**Goal of the exercise:**
Among the following entries, count the lines that contain "Viscosity" and report only the result.

------ Records shown

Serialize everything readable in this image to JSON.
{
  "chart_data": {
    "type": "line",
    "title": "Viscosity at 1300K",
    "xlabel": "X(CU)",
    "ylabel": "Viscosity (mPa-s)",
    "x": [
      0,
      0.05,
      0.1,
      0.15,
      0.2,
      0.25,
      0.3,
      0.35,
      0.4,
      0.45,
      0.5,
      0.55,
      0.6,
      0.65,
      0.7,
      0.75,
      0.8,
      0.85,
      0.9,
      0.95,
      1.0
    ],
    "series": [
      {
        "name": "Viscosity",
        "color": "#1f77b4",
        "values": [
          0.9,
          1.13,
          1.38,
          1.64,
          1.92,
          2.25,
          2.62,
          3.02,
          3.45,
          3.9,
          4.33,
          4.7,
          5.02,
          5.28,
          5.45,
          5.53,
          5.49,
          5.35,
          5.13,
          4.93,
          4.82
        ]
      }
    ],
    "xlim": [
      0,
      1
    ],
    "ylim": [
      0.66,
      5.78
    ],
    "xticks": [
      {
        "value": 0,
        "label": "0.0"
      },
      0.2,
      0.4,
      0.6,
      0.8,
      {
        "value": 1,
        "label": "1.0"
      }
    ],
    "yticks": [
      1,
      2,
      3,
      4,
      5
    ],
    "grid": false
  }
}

------------

**Expected output:**
3